══ Records for this exercise ══

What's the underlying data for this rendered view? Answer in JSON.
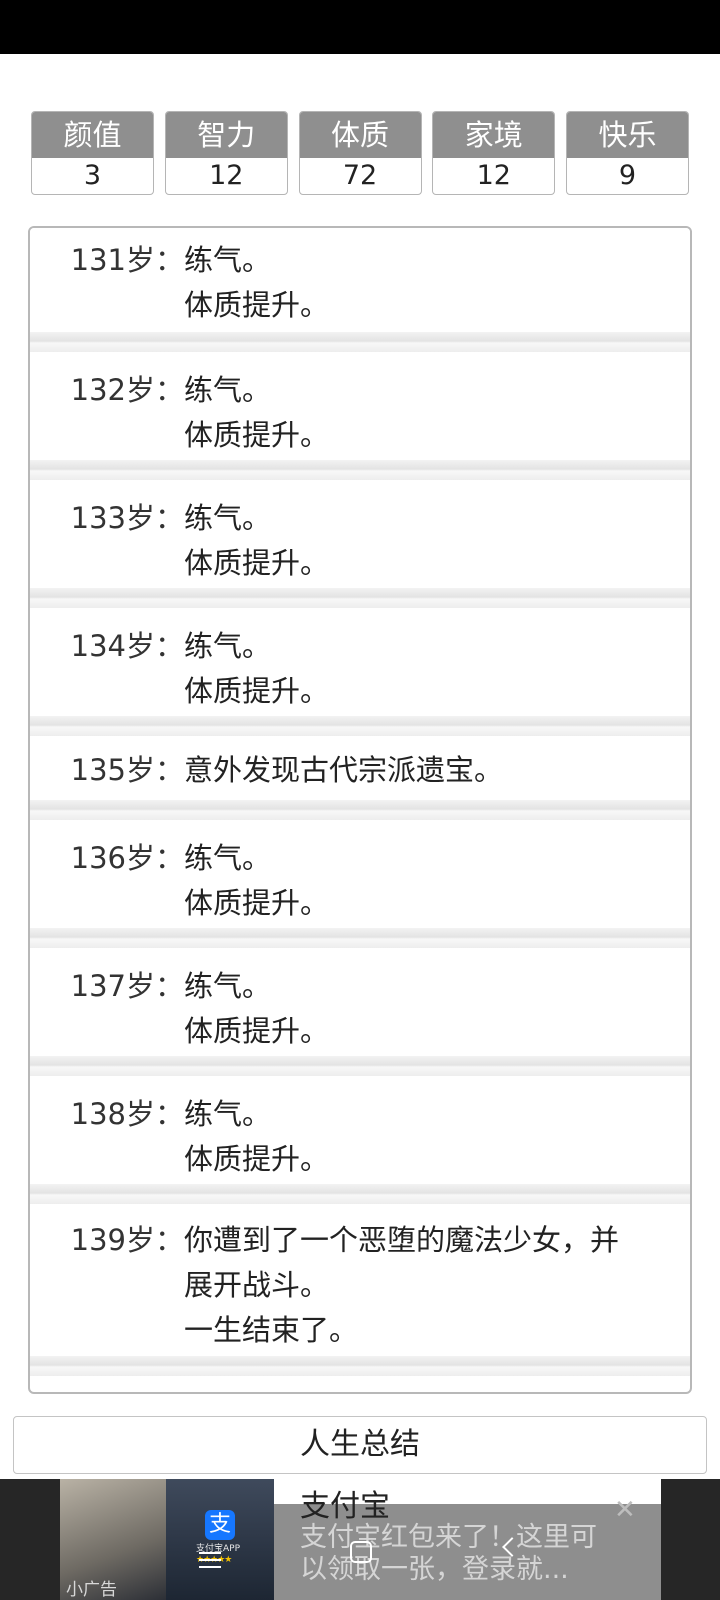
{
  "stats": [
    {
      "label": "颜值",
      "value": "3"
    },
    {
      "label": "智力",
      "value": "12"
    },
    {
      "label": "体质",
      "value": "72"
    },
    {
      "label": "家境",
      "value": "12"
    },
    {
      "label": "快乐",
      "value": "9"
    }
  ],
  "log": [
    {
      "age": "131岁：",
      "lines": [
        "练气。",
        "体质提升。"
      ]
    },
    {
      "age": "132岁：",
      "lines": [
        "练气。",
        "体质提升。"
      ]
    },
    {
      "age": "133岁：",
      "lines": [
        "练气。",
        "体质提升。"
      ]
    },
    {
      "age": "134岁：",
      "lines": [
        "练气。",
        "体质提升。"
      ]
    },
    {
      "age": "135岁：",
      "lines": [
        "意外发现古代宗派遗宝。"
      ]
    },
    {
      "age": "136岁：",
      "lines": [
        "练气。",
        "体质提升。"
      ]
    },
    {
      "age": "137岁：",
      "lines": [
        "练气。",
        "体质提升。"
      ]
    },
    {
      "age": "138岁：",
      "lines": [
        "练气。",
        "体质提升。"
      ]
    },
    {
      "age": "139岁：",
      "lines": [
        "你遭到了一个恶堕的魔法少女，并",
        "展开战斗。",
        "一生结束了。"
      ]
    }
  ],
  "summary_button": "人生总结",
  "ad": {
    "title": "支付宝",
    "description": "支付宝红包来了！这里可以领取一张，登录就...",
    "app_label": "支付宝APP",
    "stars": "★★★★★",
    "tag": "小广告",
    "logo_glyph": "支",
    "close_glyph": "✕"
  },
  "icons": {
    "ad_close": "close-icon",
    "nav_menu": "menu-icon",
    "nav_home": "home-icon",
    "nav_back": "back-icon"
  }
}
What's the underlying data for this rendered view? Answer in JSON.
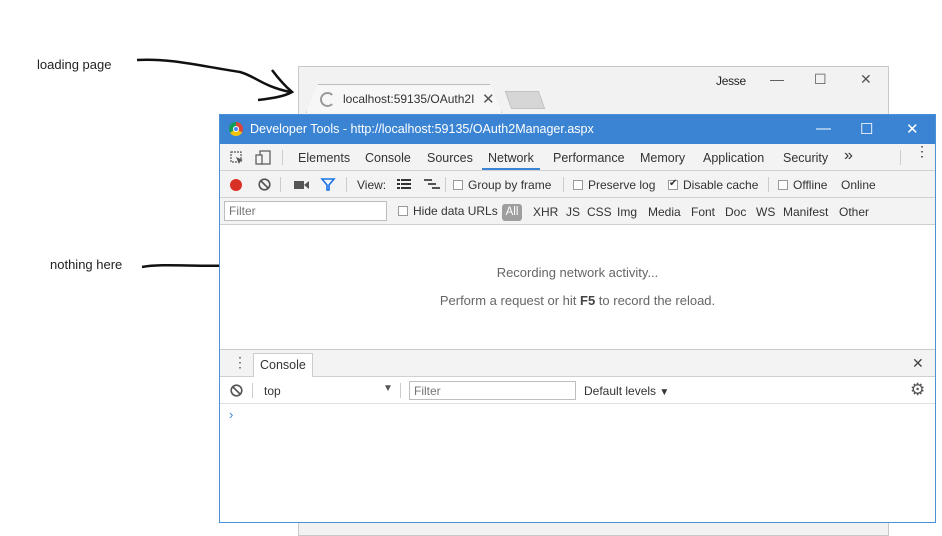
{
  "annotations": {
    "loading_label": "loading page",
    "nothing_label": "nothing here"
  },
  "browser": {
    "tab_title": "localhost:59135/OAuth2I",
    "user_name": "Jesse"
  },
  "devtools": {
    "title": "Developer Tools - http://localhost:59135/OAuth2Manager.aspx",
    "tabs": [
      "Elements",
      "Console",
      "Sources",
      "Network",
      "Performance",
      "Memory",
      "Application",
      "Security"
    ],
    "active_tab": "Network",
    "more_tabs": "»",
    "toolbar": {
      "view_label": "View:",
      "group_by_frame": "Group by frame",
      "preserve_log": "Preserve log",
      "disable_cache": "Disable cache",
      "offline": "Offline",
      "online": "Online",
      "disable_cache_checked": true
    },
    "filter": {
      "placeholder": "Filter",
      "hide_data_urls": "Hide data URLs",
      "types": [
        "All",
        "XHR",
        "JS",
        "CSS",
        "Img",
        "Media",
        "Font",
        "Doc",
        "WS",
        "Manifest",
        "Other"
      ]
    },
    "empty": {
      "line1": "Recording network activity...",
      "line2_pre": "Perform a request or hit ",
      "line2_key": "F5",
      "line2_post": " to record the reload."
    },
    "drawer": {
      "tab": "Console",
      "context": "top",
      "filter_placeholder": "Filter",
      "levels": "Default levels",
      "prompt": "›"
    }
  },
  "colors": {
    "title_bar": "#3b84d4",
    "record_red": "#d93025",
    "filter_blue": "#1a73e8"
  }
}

═══

#### Task objective:
Leave the pictures out and copy the rest of the data exactly.

#### Final result:
What's the underlying data for this rendered view? Answer in JSON.
{
  "stats": [
    {
      "label": "颜值",
      "value": "3"
    },
    {
      "label": "智力",
      "value": "12"
    },
    {
      "label": "体质",
      "value": "72"
    },
    {
      "label": "家境",
      "value": "12"
    },
    {
      "label": "快乐",
      "value": "9"
    }
  ],
  "log": [
    {
      "age": "131岁：",
      "lines": [
        "练气。",
        "体质提升。"
      ]
    },
    {
      "age": "132岁：",
      "lines": [
        "练气。",
        "体质提升。"
      ]
    },
    {
      "age": "133岁：",
      "lines": [
        "练气。",
        "体质提升。"
      ]
    },
    {
      "age": "134岁：",
      "lines": [
        "练气。",
        "体质提升。"
      ]
    },
    {
      "age": "135岁：",
      "lines": [
        "意外发现古代宗派遗宝。"
      ]
    },
    {
      "age": "136岁：",
      "lines": [
        "练气。",
        "体质提升。"
      ]
    },
    {
      "age": "137岁：",
      "lines": [
        "练气。",
        "体质提升。"
      ]
    },
    {
      "age": "138岁：",
      "lines": [
        "练气。",
        "体质提升。"
      ]
    },
    {
      "age": "139岁：",
      "lines": [
        "你遭到了一个恶堕的魔法少女，并",
        "展开战斗。",
        "一生结束了。"
      ]
    }
  ],
  "summary_button": "人生总结",
  "ad": {
    "title": "支付宝",
    "description": "支付宝红包来了！这里可以领取一张，登录就...",
    "app_label": "支付宝APP",
    "stars": "★★★★★",
    "tag": "小广告",
    "logo_glyph": "支",
    "close_glyph": "✕"
  },
  "icons": {
    "ad_close": "close-icon",
    "nav_menu": "menu-icon",
    "nav_home": "home-icon",
    "nav_back": "back-icon"
  }
}
What's the underlying data for this rendered view? Answer in JSON.
{
  "annotations": {
    "loading_label": "loading page",
    "nothing_label": "nothing here"
  },
  "browser": {
    "tab_title": "localhost:59135/OAuth2I",
    "user_name": "Jesse"
  },
  "devtools": {
    "title": "Developer Tools - http://localhost:59135/OAuth2Manager.aspx",
    "tabs": [
      "Elements",
      "Console",
      "Sources",
      "Network",
      "Performance",
      "Memory",
      "Application",
      "Security"
    ],
    "active_tab": "Network",
    "more_tabs": "»",
    "toolbar": {
      "view_label": "View:",
      "group_by_frame": "Group by frame",
      "preserve_log": "Preserve log",
      "disable_cache": "Disable cache",
      "offline": "Offline",
      "online": "Online",
      "disable_cache_checked": true
    },
    "filter": {
      "placeholder": "Filter",
      "hide_data_urls": "Hide data URLs",
      "types": [
        "All",
        "XHR",
        "JS",
        "CSS",
        "Img",
        "Media",
        "Font",
        "Doc",
        "WS",
        "Manifest",
        "Other"
      ]
    },
    "empty": {
      "line1": "Recording network activity...",
      "line2_pre": "Perform a request or hit ",
      "line2_key": "F5",
      "line2_post": " to record the reload."
    },
    "drawer": {
      "tab": "Console",
      "context": "top",
      "filter_placeholder": "Filter",
      "levels": "Default levels",
      "prompt": "›"
    }
  },
  "colors": {
    "title_bar": "#3b84d4",
    "record_red": "#d93025",
    "filter_blue": "#1a73e8"
  }
}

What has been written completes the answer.